## RECORDS TO PROCESS
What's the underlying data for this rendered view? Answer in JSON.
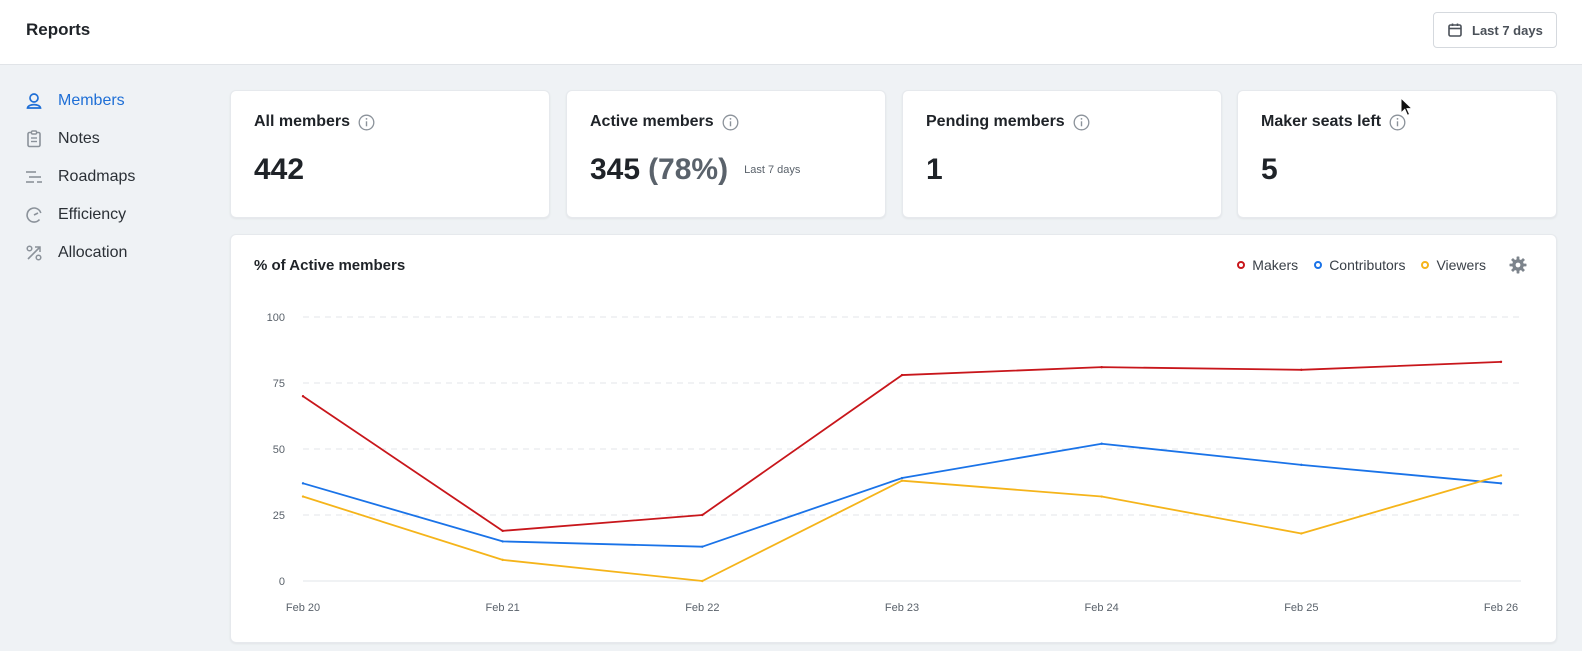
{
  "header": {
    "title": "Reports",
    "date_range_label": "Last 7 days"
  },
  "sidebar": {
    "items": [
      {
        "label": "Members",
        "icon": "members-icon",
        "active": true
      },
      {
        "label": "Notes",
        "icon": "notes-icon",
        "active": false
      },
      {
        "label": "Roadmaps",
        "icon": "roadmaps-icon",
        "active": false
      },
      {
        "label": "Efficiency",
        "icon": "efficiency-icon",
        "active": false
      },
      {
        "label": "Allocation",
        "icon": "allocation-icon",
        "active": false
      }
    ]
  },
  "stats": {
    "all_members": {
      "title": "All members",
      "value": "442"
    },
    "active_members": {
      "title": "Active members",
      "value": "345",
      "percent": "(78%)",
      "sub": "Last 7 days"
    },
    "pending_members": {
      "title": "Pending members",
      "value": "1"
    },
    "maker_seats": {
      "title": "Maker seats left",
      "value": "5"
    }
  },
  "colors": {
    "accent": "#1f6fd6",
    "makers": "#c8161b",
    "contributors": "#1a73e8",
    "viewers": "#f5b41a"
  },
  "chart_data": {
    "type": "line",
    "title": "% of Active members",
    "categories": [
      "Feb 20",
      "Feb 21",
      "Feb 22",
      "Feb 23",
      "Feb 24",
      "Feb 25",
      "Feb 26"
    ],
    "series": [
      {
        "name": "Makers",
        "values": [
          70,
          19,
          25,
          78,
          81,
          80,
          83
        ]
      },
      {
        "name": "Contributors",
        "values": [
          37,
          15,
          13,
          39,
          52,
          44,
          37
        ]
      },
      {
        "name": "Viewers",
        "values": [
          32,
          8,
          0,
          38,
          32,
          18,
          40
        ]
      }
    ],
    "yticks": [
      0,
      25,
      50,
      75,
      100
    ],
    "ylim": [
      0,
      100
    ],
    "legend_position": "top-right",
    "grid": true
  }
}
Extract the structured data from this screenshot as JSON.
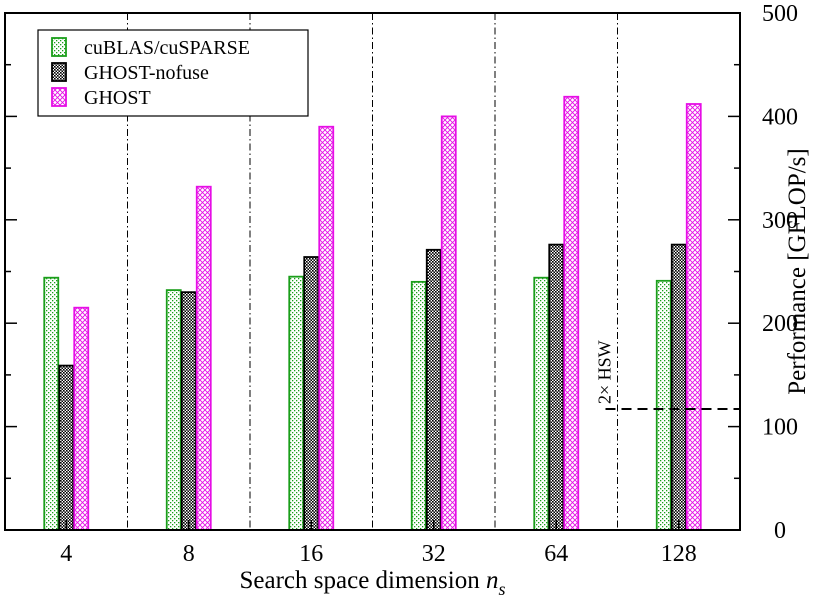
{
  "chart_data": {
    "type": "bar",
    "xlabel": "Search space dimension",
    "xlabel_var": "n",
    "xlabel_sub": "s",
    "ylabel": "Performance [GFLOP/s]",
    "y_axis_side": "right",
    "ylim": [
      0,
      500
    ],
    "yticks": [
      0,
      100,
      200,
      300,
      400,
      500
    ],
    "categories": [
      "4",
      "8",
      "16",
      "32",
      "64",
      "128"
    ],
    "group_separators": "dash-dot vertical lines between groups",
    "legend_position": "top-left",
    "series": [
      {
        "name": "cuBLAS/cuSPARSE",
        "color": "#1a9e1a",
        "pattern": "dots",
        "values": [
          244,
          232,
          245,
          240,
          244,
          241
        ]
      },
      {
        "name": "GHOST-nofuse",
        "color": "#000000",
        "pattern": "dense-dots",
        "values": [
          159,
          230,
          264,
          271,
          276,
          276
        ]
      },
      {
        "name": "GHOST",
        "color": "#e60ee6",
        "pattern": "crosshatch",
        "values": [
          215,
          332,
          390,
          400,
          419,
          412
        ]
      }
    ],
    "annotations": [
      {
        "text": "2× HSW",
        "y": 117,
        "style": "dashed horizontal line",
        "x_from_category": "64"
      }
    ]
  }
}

## EXERCISE DIRECTIONS
Pull out and copy each line containing the string "Last".

## OUTPUT OF THE EXERCISE
    "date_range_label": "Last 7 days"
      "sub": "Last 7 days"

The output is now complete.